§ **COMPITO SCRITTO A**: Trascrivi dal testo fornito tutto ciò che va da "Su questo punto" fino a "prima no, mai.".
§ **COMPITO SCRITTO B**: Secondo il testo fornito, in quale formato vengono stampate le fotografie di un giorno intero prese da Flickr?

In altri aspetti, l'amore di Kessels travalica in passione sfrenata e lì lo perdo per strada. Certamente l'esuberanza può portare ad eccessi, ma penso che nel passaggio dalla fotografia chimica (su carta) ai flussi virtuali della rete in Kessels si manifesti un errore concettuale non da poco. Trovare per caso delle stampe fotografiche o degli album di fotografie senza riferimenti è sempre stato possibile. Siamo qui di fronte davvero a fotografie anonime. Invece prendere un giorno intero di fotografie pubblicate su Flickr, stamparle in formato 10x15 e farci delle montagne che invadono gli spazi espositivi è un gesto predatorio che costruisce l'anonimato obliterando volontariamente il nome dell'autore. Così anche per le fotografie di piedi, sempre prese dalla rete. Dove Kessels rimane pericolosamente novecentesco è nell'incomprensione che la rete non è un luogo anonimo a libera disposizione di chiunque per rubare, perché di rubare si tratta, fotografie da usare come meglio si crede. Questa è forse una deformazione professionale da art director di agenzia grafica e/o pubblicitaria. Sulla rete ogni fotografia pubblicata ha un nome e cognome del pubblicante e non è perché è possibile scaricarle con pochi click che diventano anonime e libere da diritti.

Su questo punto il lavoro di Kessels lo trovo pericoloso e molto criticabile perché adombra un comportamento che se imitato sancirebbe la legge che basta essere un "Kessels" per potersi permettere quello che ad un umano non altrettanto potente sarebbe impedito dalle leggi e dalle buone consuetudini di rispetto per l'altro. Dietro ogni fotografia, anche la più umile e sbagliata, c'è sempre un essere umano che va tutelato e rispettato. Dimenticarlo apre alla barbarie mercificante dell'usare le robe altrui per farsi soldi in proprio. Ah, sì, scusate, in cambio si può sempre promettere la visibilità. Quando sarà accettata da un panettiere per un chilo di pane, mi parrà davvero equa, ma prima no, mai.

[Dati delle coordinate di impaginazione]
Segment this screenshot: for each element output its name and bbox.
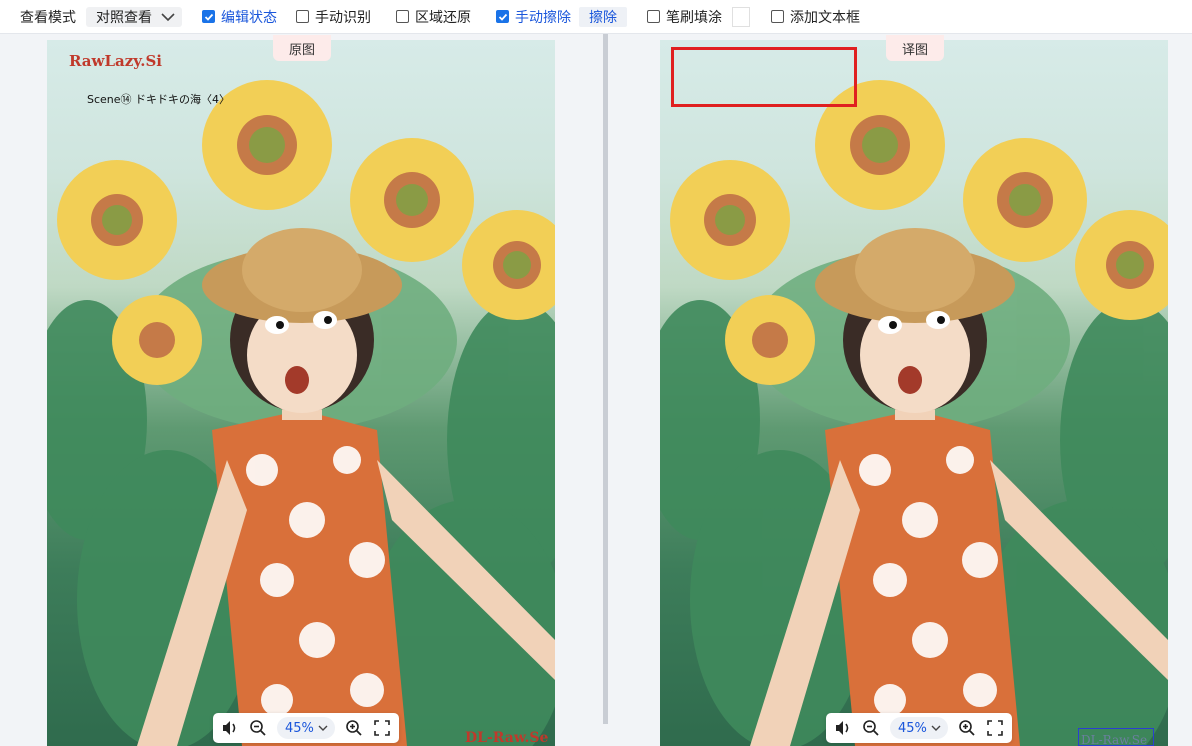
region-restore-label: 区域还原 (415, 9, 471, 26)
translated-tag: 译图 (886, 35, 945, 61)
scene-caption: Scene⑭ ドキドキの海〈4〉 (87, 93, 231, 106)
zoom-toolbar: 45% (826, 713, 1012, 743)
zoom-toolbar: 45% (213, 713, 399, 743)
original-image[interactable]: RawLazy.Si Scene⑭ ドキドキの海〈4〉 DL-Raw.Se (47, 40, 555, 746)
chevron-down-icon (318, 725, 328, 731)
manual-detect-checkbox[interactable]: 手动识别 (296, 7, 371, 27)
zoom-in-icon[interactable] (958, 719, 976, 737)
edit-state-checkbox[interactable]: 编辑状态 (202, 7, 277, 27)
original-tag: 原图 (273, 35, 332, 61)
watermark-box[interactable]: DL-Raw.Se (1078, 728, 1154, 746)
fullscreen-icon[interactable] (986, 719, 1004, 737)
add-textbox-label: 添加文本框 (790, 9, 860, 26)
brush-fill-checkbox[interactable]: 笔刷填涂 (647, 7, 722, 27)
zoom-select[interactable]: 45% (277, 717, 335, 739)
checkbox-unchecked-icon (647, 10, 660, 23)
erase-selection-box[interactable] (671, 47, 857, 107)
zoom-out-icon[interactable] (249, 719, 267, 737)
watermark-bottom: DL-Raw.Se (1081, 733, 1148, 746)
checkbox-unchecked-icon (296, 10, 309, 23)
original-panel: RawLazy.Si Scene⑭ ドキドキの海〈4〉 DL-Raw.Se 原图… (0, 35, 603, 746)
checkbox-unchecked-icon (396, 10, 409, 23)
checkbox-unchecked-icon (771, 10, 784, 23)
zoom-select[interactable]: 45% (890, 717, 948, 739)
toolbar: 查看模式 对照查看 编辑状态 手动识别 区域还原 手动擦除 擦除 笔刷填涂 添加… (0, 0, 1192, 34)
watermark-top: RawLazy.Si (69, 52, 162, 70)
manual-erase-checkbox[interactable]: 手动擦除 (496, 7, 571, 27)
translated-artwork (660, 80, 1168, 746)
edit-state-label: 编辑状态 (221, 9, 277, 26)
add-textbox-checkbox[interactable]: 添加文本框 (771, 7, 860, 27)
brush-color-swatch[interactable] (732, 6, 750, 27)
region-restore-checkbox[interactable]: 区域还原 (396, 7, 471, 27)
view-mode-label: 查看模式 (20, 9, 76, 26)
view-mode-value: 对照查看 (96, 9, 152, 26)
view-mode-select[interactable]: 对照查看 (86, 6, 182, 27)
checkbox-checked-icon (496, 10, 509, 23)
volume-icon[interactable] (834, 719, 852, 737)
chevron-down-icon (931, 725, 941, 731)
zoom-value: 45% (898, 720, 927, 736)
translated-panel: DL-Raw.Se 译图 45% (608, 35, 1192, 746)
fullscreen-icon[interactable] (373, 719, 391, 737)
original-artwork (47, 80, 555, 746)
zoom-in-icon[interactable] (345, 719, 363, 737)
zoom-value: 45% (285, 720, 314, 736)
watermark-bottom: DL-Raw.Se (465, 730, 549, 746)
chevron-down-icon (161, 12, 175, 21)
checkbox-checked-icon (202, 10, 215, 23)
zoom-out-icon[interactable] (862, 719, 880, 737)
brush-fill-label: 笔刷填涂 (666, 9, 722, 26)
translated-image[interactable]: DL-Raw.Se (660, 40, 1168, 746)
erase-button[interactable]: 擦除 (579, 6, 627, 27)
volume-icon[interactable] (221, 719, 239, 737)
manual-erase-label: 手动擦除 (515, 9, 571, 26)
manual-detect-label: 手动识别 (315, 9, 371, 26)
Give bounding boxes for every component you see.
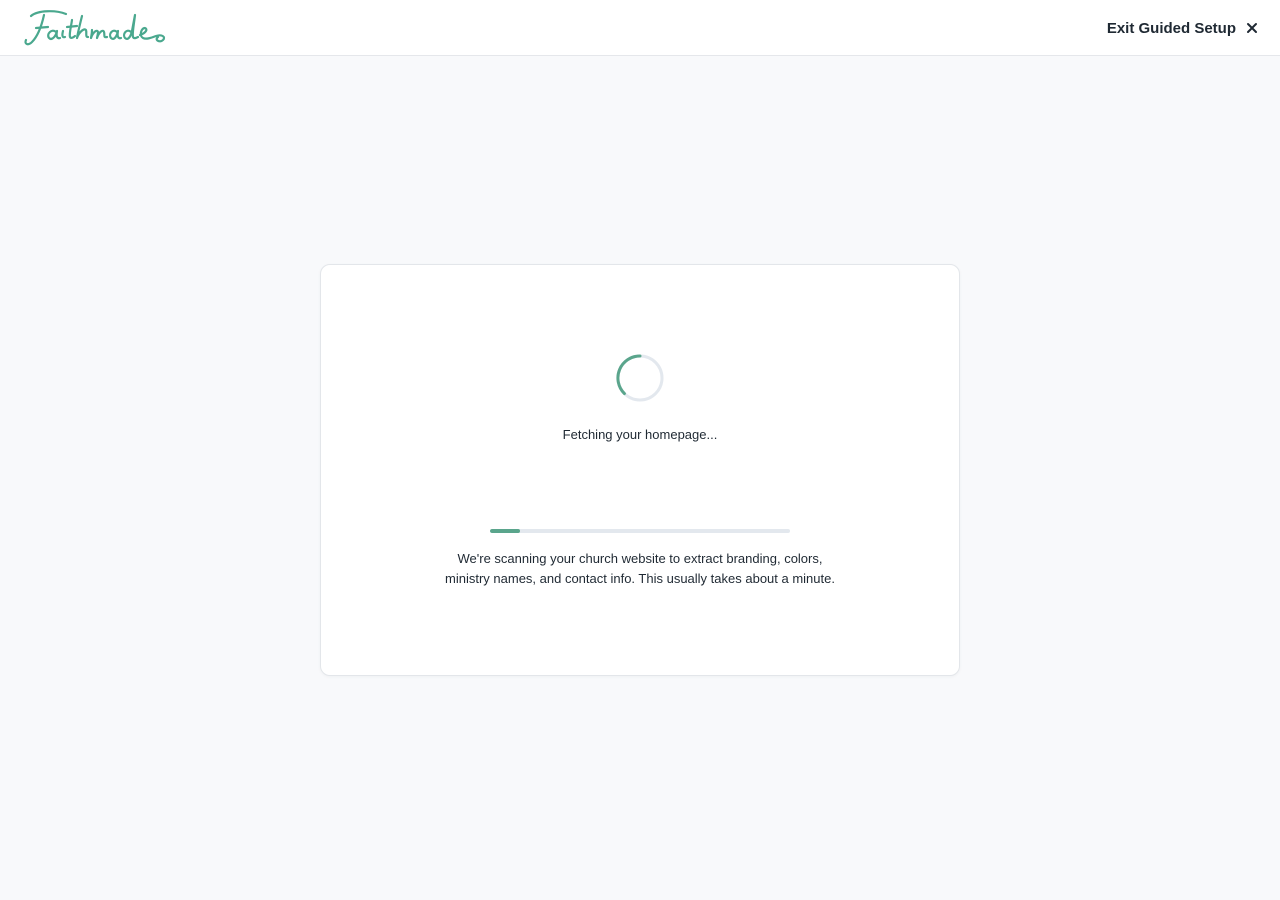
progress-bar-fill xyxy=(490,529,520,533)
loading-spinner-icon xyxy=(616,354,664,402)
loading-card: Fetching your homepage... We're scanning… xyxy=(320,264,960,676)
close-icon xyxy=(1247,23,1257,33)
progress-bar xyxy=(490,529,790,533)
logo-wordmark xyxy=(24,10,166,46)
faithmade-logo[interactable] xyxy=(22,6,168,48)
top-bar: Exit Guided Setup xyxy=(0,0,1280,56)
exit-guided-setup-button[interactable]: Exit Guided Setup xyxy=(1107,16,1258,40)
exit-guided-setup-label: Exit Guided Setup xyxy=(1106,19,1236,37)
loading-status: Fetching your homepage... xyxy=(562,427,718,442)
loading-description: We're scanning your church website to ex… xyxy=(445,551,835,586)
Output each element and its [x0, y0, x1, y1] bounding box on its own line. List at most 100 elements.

§ **SOLUZIONE A**:
Su questo punto il lavoro di Kessels lo trovo pericoloso e molto criticabile perché adombra un comportamento che se imitato sancirebbe la legge che basta essere un "Kessels" per potersi permettere quello che ad un umano non altrettanto potente sarebbe impedito dalle leggi e dalle buone consuetudini di rispetto per l'altro. Dietro ogni fotografia, anche la più umile e sbagliata, c'è sempre un essere umano che va tutelato e rispettato. Dimenticarlo apre alla barbarie mercificante dell'usare le robe altrui per farsi soldi in proprio. Ah, sì, scusate, in cambio si può sempre promettere la visibilità. Quando sarà accettata da un panettiere per un chilo di pane, mi parrà davvero equa, ma prima no, mai.

§ **SOLUZIONE B**: In formato 10x15.